(Layout annotation data)
=======

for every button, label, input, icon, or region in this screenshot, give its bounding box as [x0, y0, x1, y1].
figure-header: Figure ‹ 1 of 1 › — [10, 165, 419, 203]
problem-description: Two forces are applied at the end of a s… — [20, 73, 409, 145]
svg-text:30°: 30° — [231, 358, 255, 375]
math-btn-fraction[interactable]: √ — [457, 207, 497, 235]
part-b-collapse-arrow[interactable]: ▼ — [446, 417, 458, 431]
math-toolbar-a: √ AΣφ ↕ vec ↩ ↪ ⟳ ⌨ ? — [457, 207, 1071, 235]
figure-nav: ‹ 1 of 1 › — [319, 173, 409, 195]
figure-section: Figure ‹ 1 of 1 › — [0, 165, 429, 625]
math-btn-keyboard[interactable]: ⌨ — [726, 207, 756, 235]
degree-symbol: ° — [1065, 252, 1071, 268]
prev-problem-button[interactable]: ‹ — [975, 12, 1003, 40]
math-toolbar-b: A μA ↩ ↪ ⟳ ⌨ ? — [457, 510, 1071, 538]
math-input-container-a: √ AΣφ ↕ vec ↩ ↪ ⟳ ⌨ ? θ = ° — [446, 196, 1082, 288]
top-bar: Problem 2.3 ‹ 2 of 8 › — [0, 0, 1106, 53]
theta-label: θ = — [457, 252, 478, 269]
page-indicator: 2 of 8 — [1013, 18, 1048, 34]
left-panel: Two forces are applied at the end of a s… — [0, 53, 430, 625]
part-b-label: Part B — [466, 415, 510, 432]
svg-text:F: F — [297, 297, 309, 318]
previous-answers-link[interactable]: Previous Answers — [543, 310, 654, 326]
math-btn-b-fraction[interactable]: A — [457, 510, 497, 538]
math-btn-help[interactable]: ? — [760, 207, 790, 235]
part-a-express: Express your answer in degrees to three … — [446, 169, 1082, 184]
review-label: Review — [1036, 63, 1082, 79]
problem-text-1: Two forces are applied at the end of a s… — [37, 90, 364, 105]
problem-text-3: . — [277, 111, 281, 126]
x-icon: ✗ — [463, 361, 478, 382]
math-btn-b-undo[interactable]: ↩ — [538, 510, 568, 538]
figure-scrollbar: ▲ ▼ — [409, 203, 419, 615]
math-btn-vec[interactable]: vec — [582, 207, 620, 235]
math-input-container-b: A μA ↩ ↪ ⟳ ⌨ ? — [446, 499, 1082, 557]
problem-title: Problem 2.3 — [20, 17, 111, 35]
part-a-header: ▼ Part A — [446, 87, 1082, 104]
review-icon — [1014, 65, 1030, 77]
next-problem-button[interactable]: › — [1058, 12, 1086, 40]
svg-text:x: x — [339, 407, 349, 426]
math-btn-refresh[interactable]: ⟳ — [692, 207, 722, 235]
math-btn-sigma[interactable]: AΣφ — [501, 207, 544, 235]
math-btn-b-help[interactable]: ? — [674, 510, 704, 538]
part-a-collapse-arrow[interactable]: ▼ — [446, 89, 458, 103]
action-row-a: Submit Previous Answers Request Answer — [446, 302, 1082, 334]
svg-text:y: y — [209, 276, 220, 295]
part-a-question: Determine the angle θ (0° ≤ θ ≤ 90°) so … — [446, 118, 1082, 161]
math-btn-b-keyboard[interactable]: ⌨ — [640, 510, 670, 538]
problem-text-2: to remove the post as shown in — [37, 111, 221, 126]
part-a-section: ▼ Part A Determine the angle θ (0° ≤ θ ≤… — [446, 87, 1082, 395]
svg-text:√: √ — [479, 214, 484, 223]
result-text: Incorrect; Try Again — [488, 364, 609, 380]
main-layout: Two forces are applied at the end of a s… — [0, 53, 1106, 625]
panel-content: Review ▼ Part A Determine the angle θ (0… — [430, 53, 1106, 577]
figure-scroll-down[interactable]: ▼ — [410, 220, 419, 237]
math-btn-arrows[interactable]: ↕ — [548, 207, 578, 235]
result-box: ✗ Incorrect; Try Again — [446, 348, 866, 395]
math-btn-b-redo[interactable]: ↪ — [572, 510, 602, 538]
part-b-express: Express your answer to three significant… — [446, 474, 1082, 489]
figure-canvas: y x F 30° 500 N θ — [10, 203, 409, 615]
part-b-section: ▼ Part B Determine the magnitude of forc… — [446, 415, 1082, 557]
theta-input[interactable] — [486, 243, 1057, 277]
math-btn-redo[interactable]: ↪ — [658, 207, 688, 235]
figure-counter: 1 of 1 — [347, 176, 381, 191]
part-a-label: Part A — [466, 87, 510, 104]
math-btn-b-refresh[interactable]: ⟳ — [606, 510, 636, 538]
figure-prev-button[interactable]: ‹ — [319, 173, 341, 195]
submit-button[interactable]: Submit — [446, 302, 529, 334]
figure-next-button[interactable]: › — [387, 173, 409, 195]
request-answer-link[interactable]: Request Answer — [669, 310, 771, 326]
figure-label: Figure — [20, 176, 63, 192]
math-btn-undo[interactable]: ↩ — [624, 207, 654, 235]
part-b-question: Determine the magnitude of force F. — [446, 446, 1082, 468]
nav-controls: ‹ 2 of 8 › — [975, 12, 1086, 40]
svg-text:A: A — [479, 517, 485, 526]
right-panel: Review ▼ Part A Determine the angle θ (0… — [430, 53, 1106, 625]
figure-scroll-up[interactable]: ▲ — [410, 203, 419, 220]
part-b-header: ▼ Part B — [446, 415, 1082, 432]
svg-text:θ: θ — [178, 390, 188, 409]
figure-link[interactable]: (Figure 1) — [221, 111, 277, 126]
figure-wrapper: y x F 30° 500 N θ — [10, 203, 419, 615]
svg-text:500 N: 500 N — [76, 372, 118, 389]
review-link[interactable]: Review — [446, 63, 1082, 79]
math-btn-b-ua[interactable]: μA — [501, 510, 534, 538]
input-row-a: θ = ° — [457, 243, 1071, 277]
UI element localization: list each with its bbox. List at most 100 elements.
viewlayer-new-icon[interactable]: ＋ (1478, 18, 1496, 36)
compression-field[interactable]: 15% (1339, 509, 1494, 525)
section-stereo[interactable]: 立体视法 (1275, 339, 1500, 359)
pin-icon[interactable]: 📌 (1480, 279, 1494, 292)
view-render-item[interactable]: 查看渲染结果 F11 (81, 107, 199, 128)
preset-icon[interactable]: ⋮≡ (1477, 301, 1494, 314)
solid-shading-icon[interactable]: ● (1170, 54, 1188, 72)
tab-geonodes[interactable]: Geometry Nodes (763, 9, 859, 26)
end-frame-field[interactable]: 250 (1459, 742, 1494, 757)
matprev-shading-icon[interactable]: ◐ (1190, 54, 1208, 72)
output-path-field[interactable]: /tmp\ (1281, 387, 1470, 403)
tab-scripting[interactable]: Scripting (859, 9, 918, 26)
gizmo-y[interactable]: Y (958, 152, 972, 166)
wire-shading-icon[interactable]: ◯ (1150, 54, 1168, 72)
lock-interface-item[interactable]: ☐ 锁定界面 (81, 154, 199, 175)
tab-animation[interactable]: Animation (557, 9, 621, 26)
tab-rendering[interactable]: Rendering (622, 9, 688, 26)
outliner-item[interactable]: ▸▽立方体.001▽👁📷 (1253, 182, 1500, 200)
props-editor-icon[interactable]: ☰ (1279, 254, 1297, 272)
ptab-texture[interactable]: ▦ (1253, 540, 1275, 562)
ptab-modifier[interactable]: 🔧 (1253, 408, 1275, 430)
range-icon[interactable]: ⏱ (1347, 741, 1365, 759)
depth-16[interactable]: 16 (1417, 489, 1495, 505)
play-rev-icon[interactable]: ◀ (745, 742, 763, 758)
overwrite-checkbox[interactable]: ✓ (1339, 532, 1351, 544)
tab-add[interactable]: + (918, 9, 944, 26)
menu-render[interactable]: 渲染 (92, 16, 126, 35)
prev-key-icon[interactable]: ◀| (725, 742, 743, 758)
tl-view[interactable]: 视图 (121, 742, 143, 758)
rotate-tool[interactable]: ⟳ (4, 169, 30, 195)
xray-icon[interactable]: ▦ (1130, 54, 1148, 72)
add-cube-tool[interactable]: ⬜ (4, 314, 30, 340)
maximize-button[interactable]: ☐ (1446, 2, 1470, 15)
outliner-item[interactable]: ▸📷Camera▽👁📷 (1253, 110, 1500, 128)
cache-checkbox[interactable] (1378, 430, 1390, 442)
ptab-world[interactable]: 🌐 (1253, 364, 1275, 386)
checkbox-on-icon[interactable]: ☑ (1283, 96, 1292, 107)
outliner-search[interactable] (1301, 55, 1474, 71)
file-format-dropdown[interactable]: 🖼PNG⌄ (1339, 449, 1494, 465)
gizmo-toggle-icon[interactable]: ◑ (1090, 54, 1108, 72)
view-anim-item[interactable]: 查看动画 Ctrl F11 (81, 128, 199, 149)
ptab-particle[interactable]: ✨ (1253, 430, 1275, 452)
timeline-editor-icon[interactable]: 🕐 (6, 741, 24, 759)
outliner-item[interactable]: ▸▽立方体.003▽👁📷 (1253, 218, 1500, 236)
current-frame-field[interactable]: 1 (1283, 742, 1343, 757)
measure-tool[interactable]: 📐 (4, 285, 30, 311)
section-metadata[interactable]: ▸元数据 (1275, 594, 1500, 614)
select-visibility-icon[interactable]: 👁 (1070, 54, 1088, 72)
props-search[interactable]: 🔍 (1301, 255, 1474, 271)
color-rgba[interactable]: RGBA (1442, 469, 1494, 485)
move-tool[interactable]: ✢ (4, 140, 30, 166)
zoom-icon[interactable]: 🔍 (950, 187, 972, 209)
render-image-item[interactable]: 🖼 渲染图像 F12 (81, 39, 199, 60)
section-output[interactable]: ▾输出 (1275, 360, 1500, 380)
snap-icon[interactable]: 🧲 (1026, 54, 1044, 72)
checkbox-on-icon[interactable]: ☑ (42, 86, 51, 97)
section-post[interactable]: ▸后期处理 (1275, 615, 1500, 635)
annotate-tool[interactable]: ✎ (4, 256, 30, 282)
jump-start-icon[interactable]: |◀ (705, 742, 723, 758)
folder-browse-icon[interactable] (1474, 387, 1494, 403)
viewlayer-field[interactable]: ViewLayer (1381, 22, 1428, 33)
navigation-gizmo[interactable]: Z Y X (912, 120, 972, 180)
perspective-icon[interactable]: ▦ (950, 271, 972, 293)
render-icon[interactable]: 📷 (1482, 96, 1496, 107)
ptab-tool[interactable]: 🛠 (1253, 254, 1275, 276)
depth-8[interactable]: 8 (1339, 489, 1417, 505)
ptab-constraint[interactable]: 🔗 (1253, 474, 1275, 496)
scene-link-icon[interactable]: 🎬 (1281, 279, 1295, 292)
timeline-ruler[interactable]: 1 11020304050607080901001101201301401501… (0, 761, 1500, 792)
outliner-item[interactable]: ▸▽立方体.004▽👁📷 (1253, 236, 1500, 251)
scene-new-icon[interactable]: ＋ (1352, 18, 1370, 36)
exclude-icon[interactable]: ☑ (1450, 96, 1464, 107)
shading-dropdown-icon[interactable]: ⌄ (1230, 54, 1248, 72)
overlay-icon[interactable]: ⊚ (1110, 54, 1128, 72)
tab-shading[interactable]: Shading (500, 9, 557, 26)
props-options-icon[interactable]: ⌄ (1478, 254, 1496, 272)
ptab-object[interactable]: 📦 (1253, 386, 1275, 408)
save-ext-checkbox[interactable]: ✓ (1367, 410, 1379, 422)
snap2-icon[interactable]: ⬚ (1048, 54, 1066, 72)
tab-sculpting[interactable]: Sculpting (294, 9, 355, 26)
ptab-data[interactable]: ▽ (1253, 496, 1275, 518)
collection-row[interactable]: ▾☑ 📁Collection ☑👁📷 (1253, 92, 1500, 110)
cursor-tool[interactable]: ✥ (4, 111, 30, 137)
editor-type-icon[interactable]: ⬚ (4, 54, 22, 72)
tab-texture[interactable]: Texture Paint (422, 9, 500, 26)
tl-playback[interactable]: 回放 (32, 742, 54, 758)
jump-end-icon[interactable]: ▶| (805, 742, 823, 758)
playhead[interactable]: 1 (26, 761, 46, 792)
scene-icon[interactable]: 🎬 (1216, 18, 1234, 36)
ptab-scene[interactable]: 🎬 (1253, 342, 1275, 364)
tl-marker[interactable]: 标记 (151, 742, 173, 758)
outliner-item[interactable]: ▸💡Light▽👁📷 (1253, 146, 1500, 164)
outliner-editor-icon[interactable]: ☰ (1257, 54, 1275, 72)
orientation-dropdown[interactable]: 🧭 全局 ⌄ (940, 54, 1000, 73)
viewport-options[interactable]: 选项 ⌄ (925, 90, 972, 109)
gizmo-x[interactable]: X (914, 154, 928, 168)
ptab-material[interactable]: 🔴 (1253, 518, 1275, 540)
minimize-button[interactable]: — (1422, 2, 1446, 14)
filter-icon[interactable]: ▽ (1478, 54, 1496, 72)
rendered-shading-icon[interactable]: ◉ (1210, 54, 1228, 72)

=======

Given exercise :: Write out the records from the start through the line containing "page-indicator: 2 of 8 — [1013, 18, 1048, 34]", reproducing each line exactly as it appears, including the line with "page-indicator: 2 of 8 — [1013, 18, 1048, 34]".

Output of the task ::
for every button, label, input, icon, or region in this screenshot, give its bounding box as [x0, y0, x1, y1].
figure-header: Figure ‹ 1 of 1 › — [10, 165, 419, 203]
problem-description: Two forces are applied at the end of a s… — [20, 73, 409, 145]
svg-text:30°: 30° — [231, 358, 255, 375]
math-btn-fraction[interactable]: √ — [457, 207, 497, 235]
part-b-collapse-arrow[interactable]: ▼ — [446, 417, 458, 431]
math-toolbar-a: √ AΣφ ↕ vec ↩ ↪ ⟳ ⌨ ? — [457, 207, 1071, 235]
figure-nav: ‹ 1 of 1 › — [319, 173, 409, 195]
figure-section: Figure ‹ 1 of 1 › — [0, 165, 429, 625]
math-btn-keyboard[interactable]: ⌨ — [726, 207, 756, 235]
degree-symbol: ° — [1065, 252, 1071, 268]
prev-problem-button[interactable]: ‹ — [975, 12, 1003, 40]
math-toolbar-b: A μA ↩ ↪ ⟳ ⌨ ? — [457, 510, 1071, 538]
math-input-container-a: √ AΣφ ↕ vec ↩ ↪ ⟳ ⌨ ? θ = ° — [446, 196, 1082, 288]
top-bar: Problem 2.3 ‹ 2 of 8 › — [0, 0, 1106, 53]
theta-label: θ = — [457, 252, 478, 269]
page-indicator: 2 of 8 — [1013, 18, 1048, 34]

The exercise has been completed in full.